§ **Task requirements**
Exactly as given, repeat all of the entries.

Collected data
BEGIN

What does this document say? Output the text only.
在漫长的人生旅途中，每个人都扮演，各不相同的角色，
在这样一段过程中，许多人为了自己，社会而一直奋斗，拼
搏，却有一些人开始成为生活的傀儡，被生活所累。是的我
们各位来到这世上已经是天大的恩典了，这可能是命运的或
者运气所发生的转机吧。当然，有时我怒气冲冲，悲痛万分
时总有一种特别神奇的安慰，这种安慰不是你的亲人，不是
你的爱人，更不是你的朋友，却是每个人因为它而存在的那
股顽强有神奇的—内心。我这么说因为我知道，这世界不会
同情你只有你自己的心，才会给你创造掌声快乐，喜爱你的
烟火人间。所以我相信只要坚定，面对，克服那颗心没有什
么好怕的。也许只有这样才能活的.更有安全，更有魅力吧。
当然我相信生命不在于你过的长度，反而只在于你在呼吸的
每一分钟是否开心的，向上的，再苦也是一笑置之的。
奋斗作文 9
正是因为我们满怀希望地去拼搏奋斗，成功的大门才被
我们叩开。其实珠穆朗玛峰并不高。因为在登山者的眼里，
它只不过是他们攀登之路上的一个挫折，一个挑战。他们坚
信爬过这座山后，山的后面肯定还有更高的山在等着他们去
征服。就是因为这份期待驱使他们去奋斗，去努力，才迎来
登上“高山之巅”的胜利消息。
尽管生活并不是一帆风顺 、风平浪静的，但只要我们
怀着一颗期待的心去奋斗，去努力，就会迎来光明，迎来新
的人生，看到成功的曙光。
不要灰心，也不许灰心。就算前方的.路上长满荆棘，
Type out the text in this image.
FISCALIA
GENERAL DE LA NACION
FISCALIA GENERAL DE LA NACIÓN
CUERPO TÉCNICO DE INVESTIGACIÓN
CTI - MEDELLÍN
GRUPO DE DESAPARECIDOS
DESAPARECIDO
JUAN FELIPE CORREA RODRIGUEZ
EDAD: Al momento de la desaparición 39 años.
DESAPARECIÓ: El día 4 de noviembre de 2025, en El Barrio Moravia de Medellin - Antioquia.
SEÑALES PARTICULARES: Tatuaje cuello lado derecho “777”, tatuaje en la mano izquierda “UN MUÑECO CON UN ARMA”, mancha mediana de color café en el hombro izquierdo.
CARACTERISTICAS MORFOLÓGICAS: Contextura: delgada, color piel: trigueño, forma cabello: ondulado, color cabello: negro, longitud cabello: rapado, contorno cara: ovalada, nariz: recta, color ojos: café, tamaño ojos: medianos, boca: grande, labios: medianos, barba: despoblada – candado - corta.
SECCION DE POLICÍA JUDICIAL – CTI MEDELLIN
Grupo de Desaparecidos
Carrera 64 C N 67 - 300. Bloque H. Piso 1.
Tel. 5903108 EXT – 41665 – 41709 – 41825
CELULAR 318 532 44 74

END

§ **Solution below**
What does this document say? Output the text only.
在漫长的人生旅途中，每个人都扮演，各不相同的角色，
在这样一段过程中，许多人为了自己，社会而一直奋斗，拼
搏，却有一些人开始成为生活的傀儡，被生活所累。是的我
们各位来到这世上已经是天大的恩典了，这可能是命运的或
者运气所发生的转机吧。当然，有时我怒气冲冲，悲痛万分
时总有一种特别神奇的安慰，这种安慰不是你的亲人，不是
你的爱人，更不是你的朋友，却是每个人因为它而存在的那
股顽强有神奇的—内心。我这么说因为我知道，这世界不会
同情你只有你自己的心，才会给你创造掌声快乐，喜爱你的
烟火人间。所以我相信只要坚定，面对，克服那颗心没有什
么好怕的。也许只有这样才能活的.更有安全，更有魅力吧。
当然我相信生命不在于你过的长度，反而只在于你在呼吸的
每一分钟是否开心的，向上的，再苦也是一笑置之的。
奋斗作文 9
正是因为我们满怀希望地去拼搏奋斗，成功的大门才被
我们叩开。其实珠穆朗玛峰并不高。因为在登山者的眼里，
它只不过是他们攀登之路上的一个挫折，一个挑战。他们坚
信爬过这座山后，山的后面肯定还有更高的山在等着他们去
征服。就是因为这份期待驱使他们去奋斗，去努力，才迎来
登上“高山之巅”的胜利消息。
尽管生活并不是一帆风顺 、风平浪静的，但只要我们
怀着一颗期待的心去奋斗，去努力，就会迎来光明，迎来新
的人生，看到成功的曙光。
不要灰心，也不许灰心。就算前方的.路上长满荆棘，
Type out the text in this image.
FISCALIA
GENERAL DE LA NACION
FISCALIA GENERAL DE LA NACIÓN
CUERPO TÉCNICO DE INVESTIGACIÓN
CTI - MEDELLÍN
GRUPO DE DESAPARECIDOS
DESAPARECIDO
JUAN FELIPE CORREA RODRIGUEZ
EDAD: Al momento de la desaparición 39 años.
DESAPARECIÓ: El día 4 de noviembre de 2025, en El Barrio Moravia de Medellin - Antioquia.
SEÑALES PARTICULARES: Tatuaje cuello lado derecho “777”, tatuaje en la mano izquierda “UN MUÑECO CON UN ARMA”, mancha mediana de color café en el hombro izquierdo.
CARACTERISTICAS MORFOLÓGICAS: Contextura: delgada, color piel: trigueño, forma cabello: ondulado, color cabello: negro, longitud cabello: rapado, contorno cara: ovalada, nariz: recta, color ojos: café, tamaño ojos: medianos, boca: grande, labios: medianos, barba: despoblada – candado - corta.
SECCION DE POLICÍA JUDICIAL – CTI MEDELLIN
Grupo de Desaparecidos
Carrera 64 C N 67 - 300. Bloque H. Piso 1.
Tel. 5903108 EXT – 41665 – 41709 – 41825
CELULAR 318 532 44 74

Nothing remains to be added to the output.